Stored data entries
--------------------------------------------------

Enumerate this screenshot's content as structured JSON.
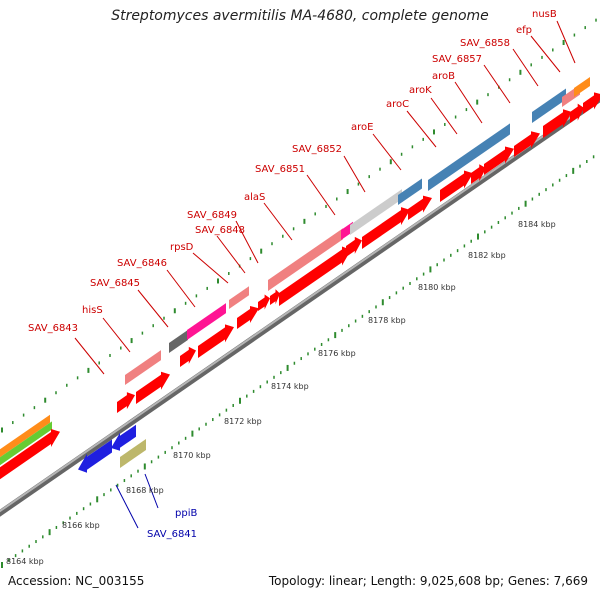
{
  "title": "Streptomyces avermitilis MA-4680, complete genome",
  "footer": {
    "accession": "Accession: NC_003155",
    "stats": "Topology: linear; Length: 9,025,608 bp; Genes: 7,669"
  },
  "colors": {
    "backbone": "#8c8c8c",
    "tick": "#2e8b2e",
    "cds": "#ff0000",
    "cds_reverse": "#1f1fe0",
    "label_forward": "#cc0000",
    "label_reverse": "#0000aa"
  },
  "scale_labels": [
    "8164 kbp",
    "8166 kbp",
    "8168 kbp",
    "8170 kbp",
    "8172 kbp",
    "8174 kbp",
    "8176 kbp",
    "8178 kbp",
    "8180 kbp",
    "8182 kbp",
    "8184 kbp"
  ],
  "gene_labels": [
    {
      "name": "SAV_6843",
      "color": "#cc0000"
    },
    {
      "name": "hisS",
      "color": "#cc0000"
    },
    {
      "name": "SAV_6845",
      "color": "#cc0000"
    },
    {
      "name": "SAV_6846",
      "color": "#cc0000"
    },
    {
      "name": "rpsD",
      "color": "#cc0000"
    },
    {
      "name": "SAV_6848",
      "color": "#cc0000"
    },
    {
      "name": "SAV_6849",
      "color": "#cc0000"
    },
    {
      "name": "alaS",
      "color": "#cc0000"
    },
    {
      "name": "SAV_6851",
      "color": "#cc0000"
    },
    {
      "name": "SAV_6852",
      "color": "#cc0000"
    },
    {
      "name": "aroE",
      "color": "#cc0000"
    },
    {
      "name": "aroC",
      "color": "#cc0000"
    },
    {
      "name": "aroK",
      "color": "#cc0000"
    },
    {
      "name": "aroB",
      "color": "#cc0000"
    },
    {
      "name": "SAV_6857",
      "color": "#cc0000"
    },
    {
      "name": "SAV_6858",
      "color": "#cc0000"
    },
    {
      "name": "efp",
      "color": "#cc0000"
    },
    {
      "name": "nusB",
      "color": "#cc0000"
    },
    {
      "name": "ppiB",
      "color": "#0000aa"
    },
    {
      "name": "SAV_6841",
      "color": "#0000aa"
    }
  ]
}
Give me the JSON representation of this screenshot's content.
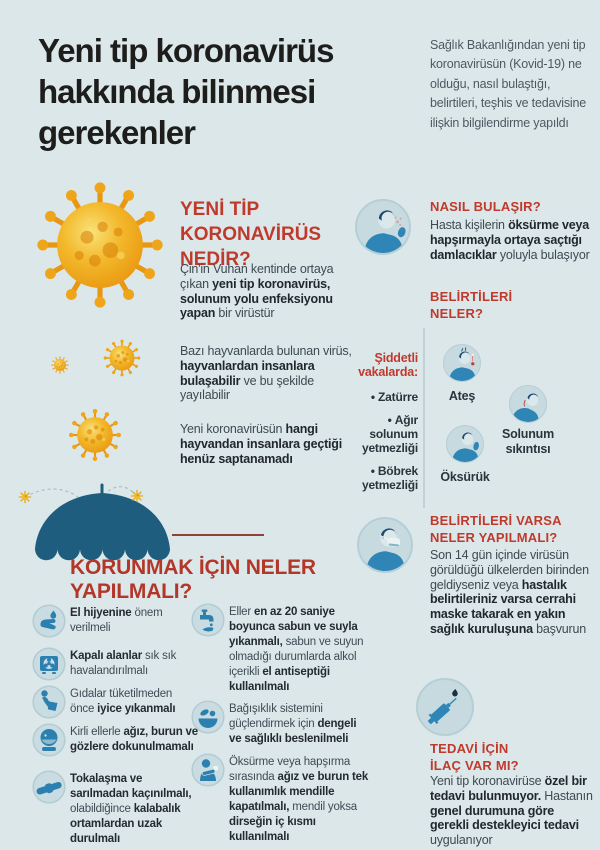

--------------------------------------------------

What the task requires: Look through the data and show every line containing "JSON".

Solution to the problem:
Enumerate this screenshot's content as structured JSON.
Give me the JSON representation of this screenshot's content.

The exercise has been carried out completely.